> **What is expected**: Retype the data below without altering anything.

(A block of data)
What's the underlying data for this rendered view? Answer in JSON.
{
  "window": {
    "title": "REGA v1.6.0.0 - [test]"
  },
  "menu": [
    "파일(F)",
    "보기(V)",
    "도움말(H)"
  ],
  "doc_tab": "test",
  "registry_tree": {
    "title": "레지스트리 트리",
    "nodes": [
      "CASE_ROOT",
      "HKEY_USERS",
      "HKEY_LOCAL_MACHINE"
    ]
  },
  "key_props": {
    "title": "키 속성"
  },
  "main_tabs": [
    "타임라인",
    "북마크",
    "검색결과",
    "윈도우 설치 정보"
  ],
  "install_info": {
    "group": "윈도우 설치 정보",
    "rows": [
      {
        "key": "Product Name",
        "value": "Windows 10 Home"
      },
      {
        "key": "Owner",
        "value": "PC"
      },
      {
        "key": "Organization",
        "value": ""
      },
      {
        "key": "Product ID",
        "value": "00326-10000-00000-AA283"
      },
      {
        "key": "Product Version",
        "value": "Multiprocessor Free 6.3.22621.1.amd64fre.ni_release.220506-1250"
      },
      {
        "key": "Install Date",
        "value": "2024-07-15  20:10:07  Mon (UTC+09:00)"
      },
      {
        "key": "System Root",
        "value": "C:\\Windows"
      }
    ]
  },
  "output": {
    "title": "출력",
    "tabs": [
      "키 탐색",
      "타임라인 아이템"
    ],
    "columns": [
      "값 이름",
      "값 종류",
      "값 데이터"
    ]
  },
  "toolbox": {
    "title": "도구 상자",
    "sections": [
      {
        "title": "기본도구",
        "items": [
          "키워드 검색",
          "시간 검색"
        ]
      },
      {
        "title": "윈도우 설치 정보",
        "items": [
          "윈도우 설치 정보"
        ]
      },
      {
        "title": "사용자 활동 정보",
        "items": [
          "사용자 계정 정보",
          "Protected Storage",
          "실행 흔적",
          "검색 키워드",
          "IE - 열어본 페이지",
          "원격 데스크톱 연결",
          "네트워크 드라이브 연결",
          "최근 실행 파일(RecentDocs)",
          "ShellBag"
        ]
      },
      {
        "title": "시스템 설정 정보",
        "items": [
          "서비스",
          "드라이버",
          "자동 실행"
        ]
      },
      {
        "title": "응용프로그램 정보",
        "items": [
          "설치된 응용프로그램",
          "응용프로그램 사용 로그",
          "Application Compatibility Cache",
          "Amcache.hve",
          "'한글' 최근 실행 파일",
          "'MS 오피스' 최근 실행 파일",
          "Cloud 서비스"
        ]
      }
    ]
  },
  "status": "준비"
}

> **Written solution**:
What's the underlying data for this rendered view? Answer in JSON.
{
  "window": {
    "title": "REGA v1.6.0.0 - [test]"
  },
  "menu": [
    "파일(F)",
    "보기(V)",
    "도움말(H)"
  ],
  "doc_tab": "test",
  "registry_tree": {
    "title": "레지스트리 트리",
    "nodes": [
      "CASE_ROOT",
      "HKEY_USERS",
      "HKEY_LOCAL_MACHINE"
    ]
  },
  "key_props": {
    "title": "키 속성"
  },
  "main_tabs": [
    "타임라인",
    "북마크",
    "검색결과",
    "윈도우 설치 정보"
  ],
  "install_info": {
    "group": "윈도우 설치 정보",
    "rows": [
      {
        "key": "Product Name",
        "value": "Windows 10 Home"
      },
      {
        "key": "Owner",
        "value": "PC"
      },
      {
        "key": "Organization",
        "value": ""
      },
      {
        "key": "Product ID",
        "value": "00326-10000-00000-AA283"
      },
      {
        "key": "Product Version",
        "value": "Multiprocessor Free 6.3.22621.1.amd64fre.ni_release.220506-1250"
      },
      {
        "key": "Install Date",
        "value": "2024-07-15  20:10:07  Mon (UTC+09:00)"
      },
      {
        "key": "System Root",
        "value": "C:\\Windows"
      }
    ]
  },
  "output": {
    "title": "출력",
    "tabs": [
      "키 탐색",
      "타임라인 아이템"
    ],
    "columns": [
      "값 이름",
      "값 종류",
      "값 데이터"
    ]
  },
  "toolbox": {
    "title": "도구 상자",
    "sections": [
      {
        "title": "기본도구",
        "items": [
          "키워드 검색",
          "시간 검색"
        ]
      },
      {
        "title": "윈도우 설치 정보",
        "items": [
          "윈도우 설치 정보"
        ]
      },
      {
        "title": "사용자 활동 정보",
        "items": [
          "사용자 계정 정보",
          "Protected Storage",
          "실행 흔적",
          "검색 키워드",
          "IE - 열어본 페이지",
          "원격 데스크톱 연결",
          "네트워크 드라이브 연결",
          "최근 실행 파일(RecentDocs)",
          "ShellBag"
        ]
      },
      {
        "title": "시스템 설정 정보",
        "items": [
          "서비스",
          "드라이버",
          "자동 실행"
        ]
      },
      {
        "title": "응용프로그램 정보",
        "items": [
          "설치된 응용프로그램",
          "응용프로그램 사용 로그",
          "Application Compatibility Cache",
          "Amcache.hve",
          "'한글' 최근 실행 파일",
          "'MS 오피스' 최근 실행 파일",
          "Cloud 서비스"
        ]
      }
    ]
  },
  "status": "준비"
}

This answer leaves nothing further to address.